以上三个案例,均为毒品犯罪的典型案例。案例一中,朱某将毒品藏在非正常的地方;案例二中,孟某不仅将毒品藏在非正常的地方,而且谎称电脑系缅甸籍男子托他带到宁波的;案例三中,周某为吸毒者,而且拒不承认其他三名同案被告已经供述的其他犯罪行为。对照表1,三个案例都存在推定毒品犯罪主观明知的基础性事实。此时,运用经验法则、逻辑规则和常识,不难得出被告人具有运输毒品主观明知的可能性。但是,亦如表1所显示的,相关基础事实都没有达到“排除合理怀疑”的证明标准,不能仅凭相关基础事实推定被告人具有毒品犯罪的主观明知。综合全案的情况,如果风险规则运用得当,在相关基础事实的基础上,有达到“排除合理怀疑”、推定出犯罪人具有毒品犯罪主观明知的可能性。换句话说,表1所列各类事实未完全达到直接推定毒品犯罪主观明知事实的标准,需要结合其他案件事实才有推定出犯罪人具有毒品犯罪主观明知的可能性。因此,严格说起来,表1所列明的各类事实都只是毒品犯罪主观明知推定的基础性事实,仅具有引导毒品犯罪主观明知推定的性质,决不能仅凭相关基础性事实直接推定出毒品犯罪主观明知的事实。需要特别指出的是案例三,既便在现有的立法条件下,在推定认定毒品犯罪主观明知的基础上判处行为人死刑的做法一定要慎之又慎。更何况,该案中的基础性事实,是否足以达到“排除合理怀疑”的标准,仅从案件列明的事实来看,仍然是有疑问的。至于法官如何形成他内心的确信,尚且不得而知。

- _待解问题_:
[1] 把引文中以“以上三个案例”开头的段落改写成简短的要点列表,保留其主要事实。
[2] 请写出引文中从“以上三个案例,均为毒品犯罪的”到“他内心的确信,尚且不得而知。”之间的文字,首尾两处都包括在内。

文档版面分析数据
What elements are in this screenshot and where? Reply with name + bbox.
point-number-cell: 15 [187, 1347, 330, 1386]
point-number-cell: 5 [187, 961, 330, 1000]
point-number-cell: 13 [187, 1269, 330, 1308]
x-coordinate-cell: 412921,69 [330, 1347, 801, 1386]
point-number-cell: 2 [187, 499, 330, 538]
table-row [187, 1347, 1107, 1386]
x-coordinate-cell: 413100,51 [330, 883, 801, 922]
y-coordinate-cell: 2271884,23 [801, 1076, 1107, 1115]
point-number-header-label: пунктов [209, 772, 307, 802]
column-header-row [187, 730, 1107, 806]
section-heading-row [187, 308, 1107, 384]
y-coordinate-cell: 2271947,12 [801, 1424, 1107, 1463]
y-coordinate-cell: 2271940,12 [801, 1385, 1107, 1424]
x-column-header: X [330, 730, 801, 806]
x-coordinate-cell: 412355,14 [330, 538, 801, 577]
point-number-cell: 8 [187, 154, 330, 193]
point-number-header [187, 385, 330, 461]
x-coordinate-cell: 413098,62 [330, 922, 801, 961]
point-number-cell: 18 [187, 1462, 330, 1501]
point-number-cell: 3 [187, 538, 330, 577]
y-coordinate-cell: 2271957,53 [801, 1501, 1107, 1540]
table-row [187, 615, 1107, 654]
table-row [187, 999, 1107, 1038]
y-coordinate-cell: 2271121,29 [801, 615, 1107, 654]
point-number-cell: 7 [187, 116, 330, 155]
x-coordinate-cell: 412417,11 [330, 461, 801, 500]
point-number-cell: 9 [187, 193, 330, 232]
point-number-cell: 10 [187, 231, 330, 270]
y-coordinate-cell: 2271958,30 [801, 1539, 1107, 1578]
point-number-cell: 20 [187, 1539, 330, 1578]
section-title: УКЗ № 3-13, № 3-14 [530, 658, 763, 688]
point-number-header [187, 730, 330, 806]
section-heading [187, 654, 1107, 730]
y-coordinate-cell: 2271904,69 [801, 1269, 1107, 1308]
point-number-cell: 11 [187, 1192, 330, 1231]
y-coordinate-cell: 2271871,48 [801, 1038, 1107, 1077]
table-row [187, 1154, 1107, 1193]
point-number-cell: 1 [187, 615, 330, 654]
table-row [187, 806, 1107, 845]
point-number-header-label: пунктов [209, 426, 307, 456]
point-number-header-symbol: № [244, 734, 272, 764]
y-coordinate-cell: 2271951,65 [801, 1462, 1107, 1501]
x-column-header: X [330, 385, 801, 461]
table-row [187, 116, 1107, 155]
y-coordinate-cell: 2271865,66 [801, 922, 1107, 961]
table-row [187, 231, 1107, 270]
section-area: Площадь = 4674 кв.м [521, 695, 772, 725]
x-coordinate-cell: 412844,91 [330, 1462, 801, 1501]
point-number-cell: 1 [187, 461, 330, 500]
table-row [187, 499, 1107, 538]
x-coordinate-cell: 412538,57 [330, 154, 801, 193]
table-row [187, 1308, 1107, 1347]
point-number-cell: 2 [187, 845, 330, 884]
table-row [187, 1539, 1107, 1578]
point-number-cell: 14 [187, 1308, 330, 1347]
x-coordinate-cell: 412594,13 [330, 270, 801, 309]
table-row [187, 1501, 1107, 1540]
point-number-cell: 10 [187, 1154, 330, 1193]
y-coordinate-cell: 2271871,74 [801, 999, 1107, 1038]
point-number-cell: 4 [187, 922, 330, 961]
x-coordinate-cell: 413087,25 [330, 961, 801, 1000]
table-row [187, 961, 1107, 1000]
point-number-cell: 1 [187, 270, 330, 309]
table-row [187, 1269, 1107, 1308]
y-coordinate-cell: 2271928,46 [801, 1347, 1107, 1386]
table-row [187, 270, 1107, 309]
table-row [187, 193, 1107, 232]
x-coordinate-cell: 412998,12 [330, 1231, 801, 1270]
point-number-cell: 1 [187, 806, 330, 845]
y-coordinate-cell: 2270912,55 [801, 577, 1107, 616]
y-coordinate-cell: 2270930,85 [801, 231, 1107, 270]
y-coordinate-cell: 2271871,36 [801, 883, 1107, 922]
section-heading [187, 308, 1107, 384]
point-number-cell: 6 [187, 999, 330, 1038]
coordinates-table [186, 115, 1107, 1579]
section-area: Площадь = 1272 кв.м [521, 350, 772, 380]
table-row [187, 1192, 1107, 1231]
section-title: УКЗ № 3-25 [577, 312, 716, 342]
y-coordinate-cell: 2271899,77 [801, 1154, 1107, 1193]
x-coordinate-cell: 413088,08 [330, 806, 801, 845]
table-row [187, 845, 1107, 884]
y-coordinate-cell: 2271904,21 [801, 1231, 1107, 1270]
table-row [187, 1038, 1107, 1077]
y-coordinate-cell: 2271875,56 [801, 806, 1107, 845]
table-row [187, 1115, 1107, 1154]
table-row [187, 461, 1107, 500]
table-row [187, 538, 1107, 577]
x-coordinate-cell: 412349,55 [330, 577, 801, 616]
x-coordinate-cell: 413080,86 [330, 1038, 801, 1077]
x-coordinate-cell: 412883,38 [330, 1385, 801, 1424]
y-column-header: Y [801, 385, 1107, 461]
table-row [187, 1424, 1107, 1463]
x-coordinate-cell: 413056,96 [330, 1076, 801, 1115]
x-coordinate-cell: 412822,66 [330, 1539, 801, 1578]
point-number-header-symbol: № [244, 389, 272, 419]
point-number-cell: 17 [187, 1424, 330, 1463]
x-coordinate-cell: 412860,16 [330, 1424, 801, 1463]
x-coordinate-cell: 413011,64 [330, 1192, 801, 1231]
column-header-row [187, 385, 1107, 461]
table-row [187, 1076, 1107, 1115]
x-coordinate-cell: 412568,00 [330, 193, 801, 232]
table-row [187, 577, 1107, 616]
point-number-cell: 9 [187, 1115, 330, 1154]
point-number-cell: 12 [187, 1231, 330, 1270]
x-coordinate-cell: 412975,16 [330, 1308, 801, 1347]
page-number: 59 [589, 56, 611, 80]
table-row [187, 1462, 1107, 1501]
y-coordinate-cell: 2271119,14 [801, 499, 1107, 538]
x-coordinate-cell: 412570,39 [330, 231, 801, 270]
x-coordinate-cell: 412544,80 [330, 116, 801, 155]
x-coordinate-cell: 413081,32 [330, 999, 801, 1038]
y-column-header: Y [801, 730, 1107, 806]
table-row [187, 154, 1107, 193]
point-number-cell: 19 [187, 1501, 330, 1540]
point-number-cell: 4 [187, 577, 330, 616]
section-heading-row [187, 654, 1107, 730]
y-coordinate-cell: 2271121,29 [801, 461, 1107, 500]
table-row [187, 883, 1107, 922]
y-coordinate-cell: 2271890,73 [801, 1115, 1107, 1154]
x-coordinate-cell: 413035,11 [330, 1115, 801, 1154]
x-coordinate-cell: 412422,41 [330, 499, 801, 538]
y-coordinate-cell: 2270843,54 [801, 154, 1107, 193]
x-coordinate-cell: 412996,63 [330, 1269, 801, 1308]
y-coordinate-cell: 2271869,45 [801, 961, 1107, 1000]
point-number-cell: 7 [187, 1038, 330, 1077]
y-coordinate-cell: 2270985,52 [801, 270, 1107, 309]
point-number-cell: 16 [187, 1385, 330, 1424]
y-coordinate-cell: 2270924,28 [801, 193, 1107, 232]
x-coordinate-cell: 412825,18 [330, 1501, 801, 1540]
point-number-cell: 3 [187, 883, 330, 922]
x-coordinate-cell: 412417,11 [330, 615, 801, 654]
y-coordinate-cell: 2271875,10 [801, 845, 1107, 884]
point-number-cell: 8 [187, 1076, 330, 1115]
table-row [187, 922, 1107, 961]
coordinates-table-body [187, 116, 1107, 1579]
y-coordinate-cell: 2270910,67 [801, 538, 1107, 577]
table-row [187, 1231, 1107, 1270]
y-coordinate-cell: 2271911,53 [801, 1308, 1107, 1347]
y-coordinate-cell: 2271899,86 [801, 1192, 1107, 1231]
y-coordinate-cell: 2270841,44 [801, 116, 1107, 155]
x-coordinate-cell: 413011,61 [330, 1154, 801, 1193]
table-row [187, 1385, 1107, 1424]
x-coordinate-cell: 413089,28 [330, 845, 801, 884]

- _各题答案_:
[1]
- 三个毒品犯罪典型案例:朱某把毒品藏在非正常的地方。孟某同样藏毒于非正常的地方,还谎称电脑是缅甸籍男子托他带到宁波的。周某是吸毒者,拒不承认其他三名同案被告已供述的其他犯罪行为。
- 三个案例都存在推定毒品犯罪主观明知的基础性事实。运用经验法则、逻辑规则和常识,可以得出被告人有运输毒品主观明知的可能性。
- 这些基础事实都没有达到“排除合理怀疑”的证明标准,不能仅凭它们推定主观明知。只有结合其他案件事实,并且风险规则运用得当,才有推定出主观明知的可能性。
- 表1所列各类事实只是主观明知推定的基础性事实,仅具有引导推定的性质。
- 案例三尤须注意:在推定主观明知的基础上判处死刑,一定要慎之又慎。该案基础性事实是否足以达到“排除合理怀疑”的标准仍有疑问,法官如何形成内心确信也不得而知。

[2]
以上三个案例,均为毒品犯罪的典型案例。案例一中,朱某将毒品藏在非正常的地方;案例二中,孟某不仅将毒品藏在非正常的地方,而且谎称电脑系缅甸籍男子托他带到宁波的;案例三中,周某为吸毒者,而且拒不承认其他三名同案被告已经供述的其他犯罪行为。对照表1,三个案例都存在推定毒品犯罪主观明知的基础性事实。此时,运用经验法则、逻辑规则和常识,不难得出被告人具有运输毒品主观明知的可能性。但是,亦如表1所显示的,相关基础事实都没有达到“排除合理怀疑”的证明标准,不能仅凭相关基础事实推定被告人具有毒品犯罪的主观明知。综合全案的情况,如果风险规则运用得当,在相关基础事实的基础上,有达到“排除合理怀疑”、推定出犯罪人具有毒品犯罪主观明知的可能性。换句话说,表1所列各类事实未完全达到直接推定毒品犯罪主观明知事实的标准,需要结合其他案件事实才有推定出犯罪人具有毒品犯罪主观明知的可能性。因此,严格说起来,表1所列明的各类事实都只是毒品犯罪主观明知推定的基础性事实,仅具有引导毒品犯罪主观明知推定的性质,决不能仅凭相关基础性事实直接推定出毒品犯罪主观明知的事实。需要特别指出的是案例三,既便在现有的立法条件下,在推定认定毒品犯罪主观明知的基础上判处行为人死刑的做法一定要慎之又慎。更何况,该案中的基础性事实,是否足以达到“排除合理怀疑”的标准,仅从案件列明的事实来看,仍然是有疑问的。至于法官如何形成他内心的确信,尚且不得而知。